Short problem:
Check each line of the entries below for the string "were"; copy every line where it appears.

Data for the task:
--------------------------------

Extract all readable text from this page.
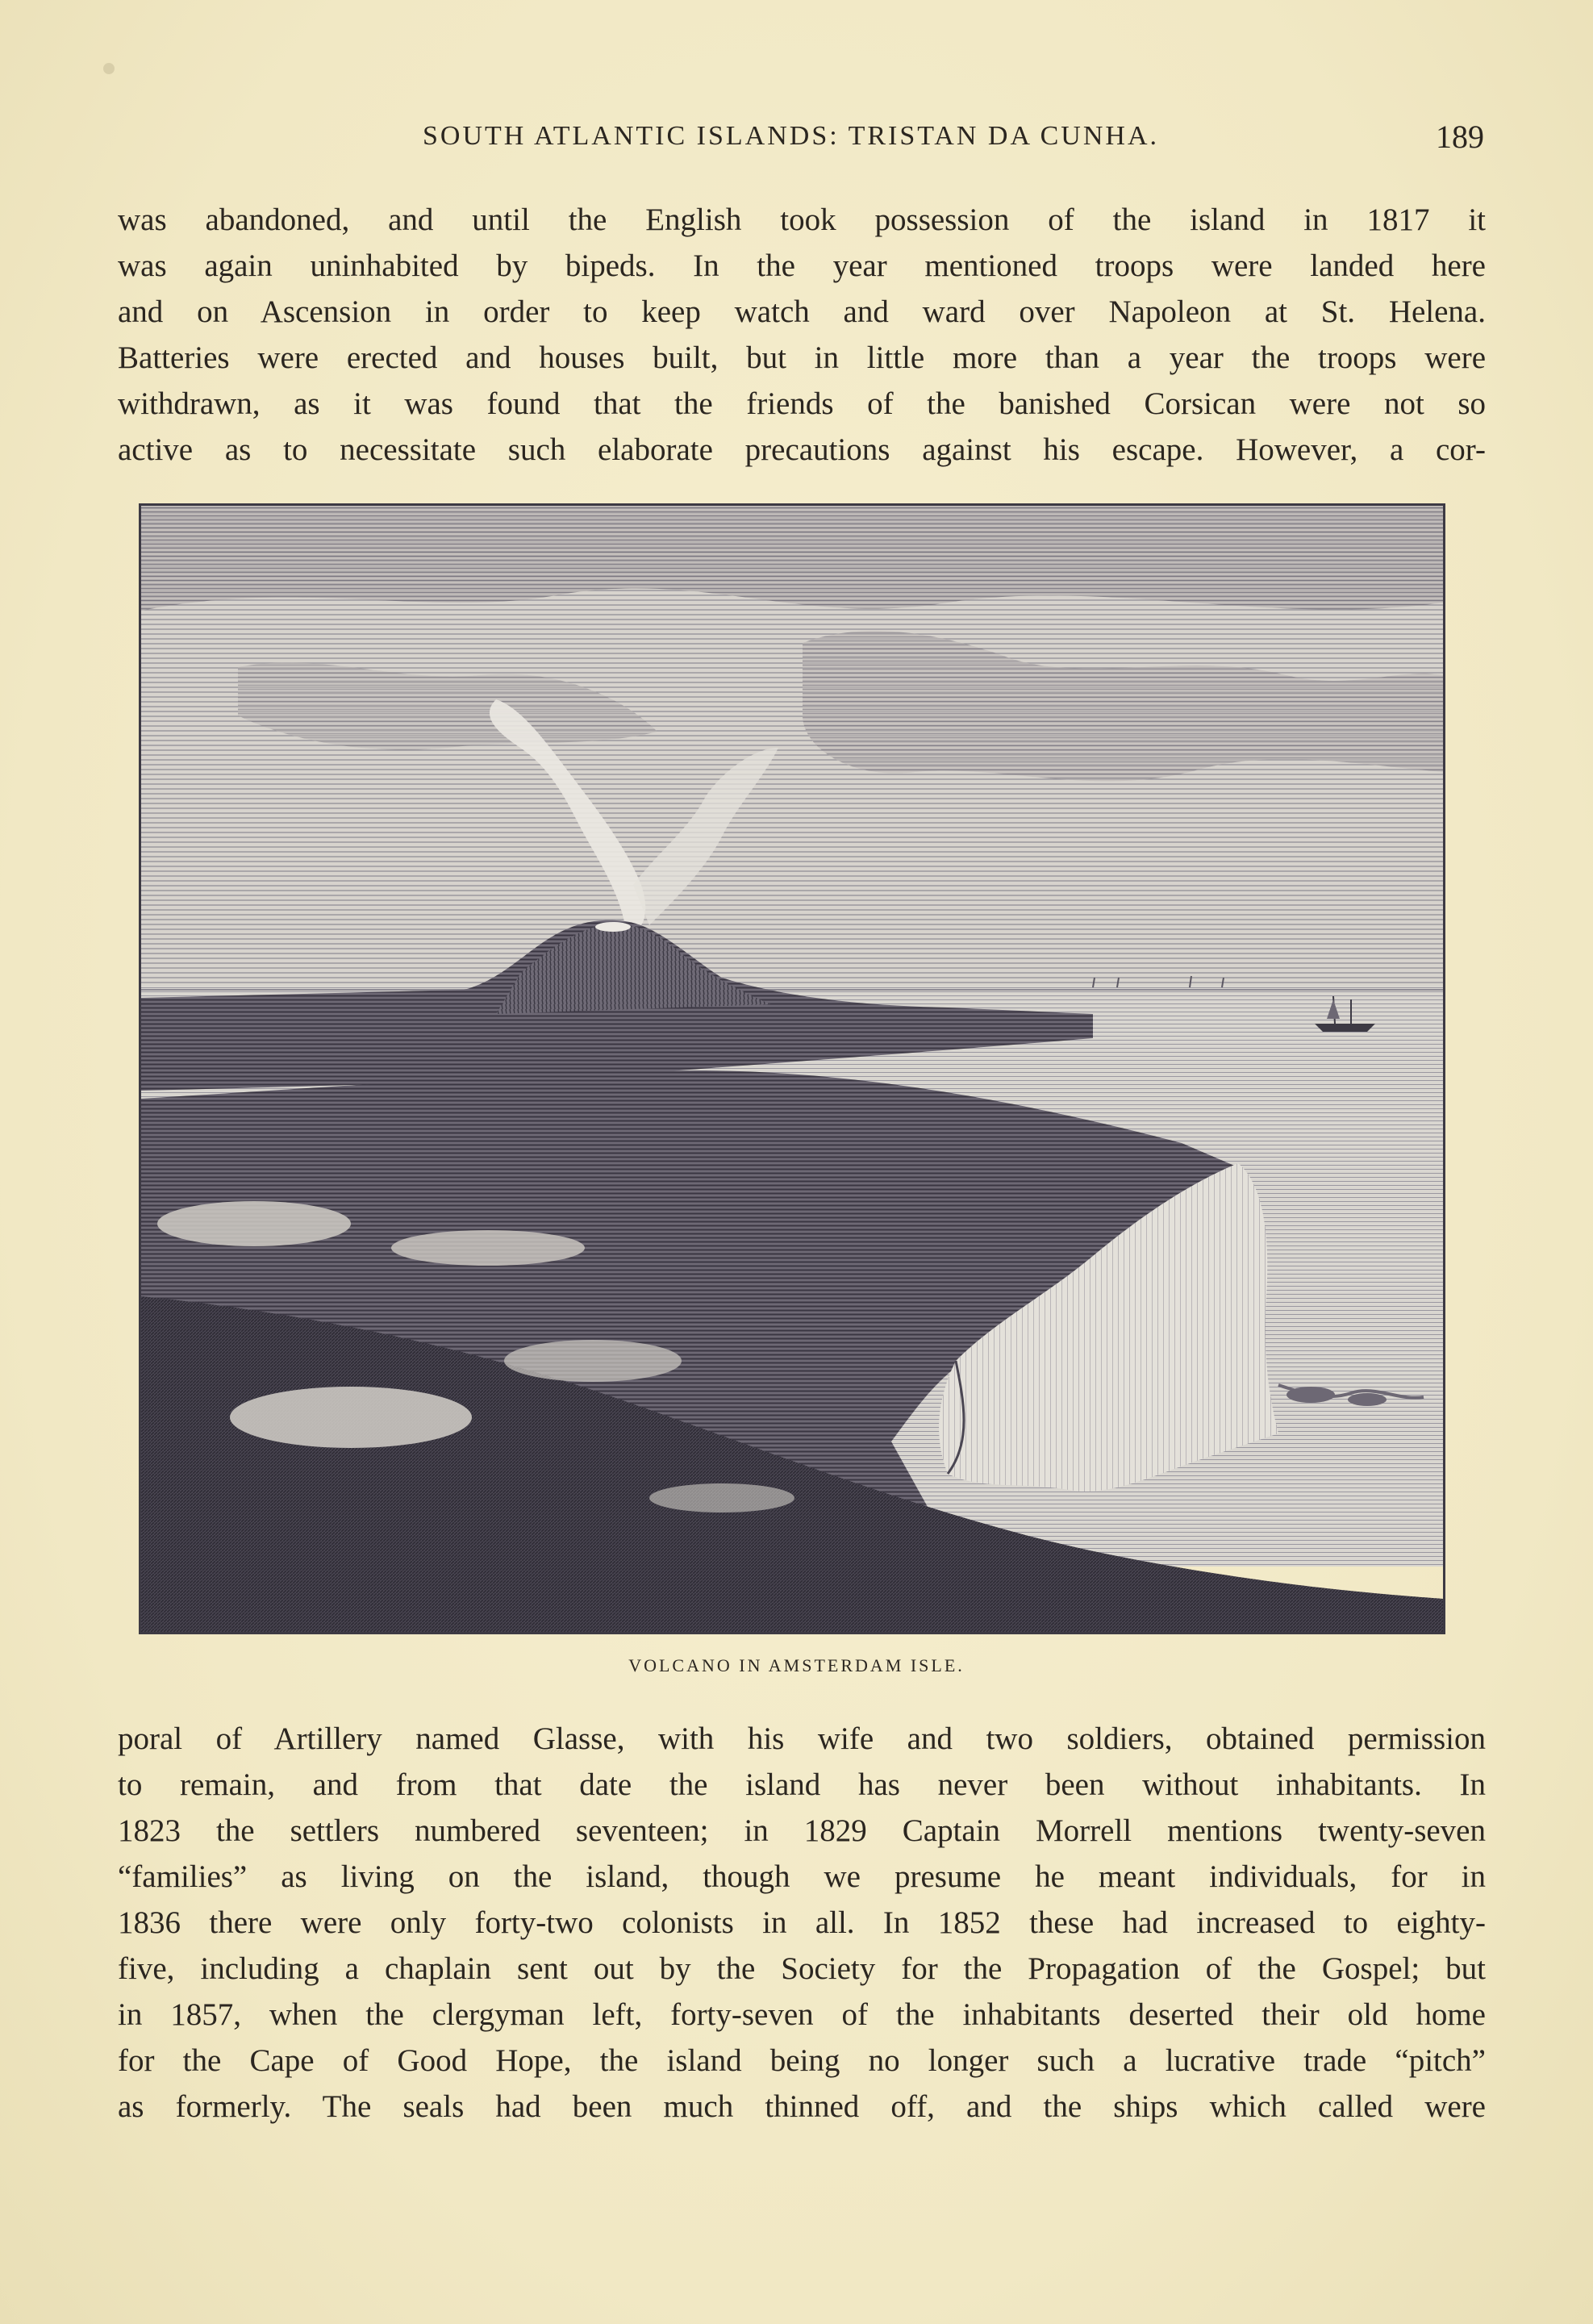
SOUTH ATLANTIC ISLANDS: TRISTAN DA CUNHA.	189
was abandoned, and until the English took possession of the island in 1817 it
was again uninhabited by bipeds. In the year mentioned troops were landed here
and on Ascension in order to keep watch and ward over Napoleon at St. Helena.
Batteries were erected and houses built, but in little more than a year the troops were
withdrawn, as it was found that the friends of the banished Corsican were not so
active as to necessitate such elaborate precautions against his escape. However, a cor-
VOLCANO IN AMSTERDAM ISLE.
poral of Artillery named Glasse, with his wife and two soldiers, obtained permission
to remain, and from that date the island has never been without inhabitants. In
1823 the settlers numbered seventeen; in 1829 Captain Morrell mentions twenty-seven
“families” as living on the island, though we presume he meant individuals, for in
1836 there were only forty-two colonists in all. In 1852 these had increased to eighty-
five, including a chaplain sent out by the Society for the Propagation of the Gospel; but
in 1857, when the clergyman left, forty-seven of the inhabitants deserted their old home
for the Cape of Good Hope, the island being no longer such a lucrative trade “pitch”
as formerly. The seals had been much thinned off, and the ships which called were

--------------------------------

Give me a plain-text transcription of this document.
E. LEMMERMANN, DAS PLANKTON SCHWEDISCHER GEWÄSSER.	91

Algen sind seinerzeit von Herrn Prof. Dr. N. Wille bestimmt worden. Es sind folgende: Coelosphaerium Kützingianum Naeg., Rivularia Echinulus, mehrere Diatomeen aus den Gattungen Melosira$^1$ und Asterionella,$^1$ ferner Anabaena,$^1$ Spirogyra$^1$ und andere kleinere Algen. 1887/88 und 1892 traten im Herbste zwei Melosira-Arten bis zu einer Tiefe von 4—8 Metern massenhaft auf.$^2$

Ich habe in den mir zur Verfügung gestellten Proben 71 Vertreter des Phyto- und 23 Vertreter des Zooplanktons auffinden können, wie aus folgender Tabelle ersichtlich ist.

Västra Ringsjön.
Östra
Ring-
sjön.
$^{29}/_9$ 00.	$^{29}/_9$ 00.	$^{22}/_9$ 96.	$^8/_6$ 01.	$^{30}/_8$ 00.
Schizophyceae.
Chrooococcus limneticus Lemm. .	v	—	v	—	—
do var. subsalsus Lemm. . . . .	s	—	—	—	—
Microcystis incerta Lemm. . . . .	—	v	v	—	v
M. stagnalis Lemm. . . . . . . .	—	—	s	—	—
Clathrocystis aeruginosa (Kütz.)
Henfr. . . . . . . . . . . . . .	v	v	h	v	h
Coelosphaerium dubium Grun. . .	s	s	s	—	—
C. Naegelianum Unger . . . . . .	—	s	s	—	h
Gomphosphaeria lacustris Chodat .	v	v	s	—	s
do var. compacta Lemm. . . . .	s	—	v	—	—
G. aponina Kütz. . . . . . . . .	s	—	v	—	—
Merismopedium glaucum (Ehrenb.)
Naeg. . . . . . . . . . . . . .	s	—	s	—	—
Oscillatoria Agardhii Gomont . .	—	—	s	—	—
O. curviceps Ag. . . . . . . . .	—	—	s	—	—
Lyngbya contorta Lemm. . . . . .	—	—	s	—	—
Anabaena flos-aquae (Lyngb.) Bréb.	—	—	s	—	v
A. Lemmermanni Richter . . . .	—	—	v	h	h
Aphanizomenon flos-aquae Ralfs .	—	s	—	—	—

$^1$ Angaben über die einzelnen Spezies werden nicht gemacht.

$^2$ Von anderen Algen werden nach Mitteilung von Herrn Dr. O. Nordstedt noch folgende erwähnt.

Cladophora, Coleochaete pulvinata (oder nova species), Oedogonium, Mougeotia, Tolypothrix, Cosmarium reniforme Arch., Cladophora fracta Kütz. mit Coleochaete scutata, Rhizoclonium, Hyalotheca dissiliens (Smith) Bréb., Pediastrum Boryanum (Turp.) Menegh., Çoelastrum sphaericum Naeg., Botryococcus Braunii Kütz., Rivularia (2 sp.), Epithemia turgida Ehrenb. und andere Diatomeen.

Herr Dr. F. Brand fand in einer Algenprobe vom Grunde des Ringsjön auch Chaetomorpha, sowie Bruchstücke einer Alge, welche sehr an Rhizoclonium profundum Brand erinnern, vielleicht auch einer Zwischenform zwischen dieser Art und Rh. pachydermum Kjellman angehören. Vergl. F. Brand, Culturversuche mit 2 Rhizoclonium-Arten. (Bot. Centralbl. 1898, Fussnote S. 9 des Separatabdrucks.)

--------------------------------

Answer for the task:
was again uninhabited by bipeds. In the year mentioned troops were landed here
Batteries were erected and houses built, but in little more than a year the troops were
withdrawn, as it was found that the friends of the banished Corsican were not so
1836 there were only forty-two colonists in all. In 1852 these had increased to eighty-
as formerly. The seals had been much thinned off, and the ships which called were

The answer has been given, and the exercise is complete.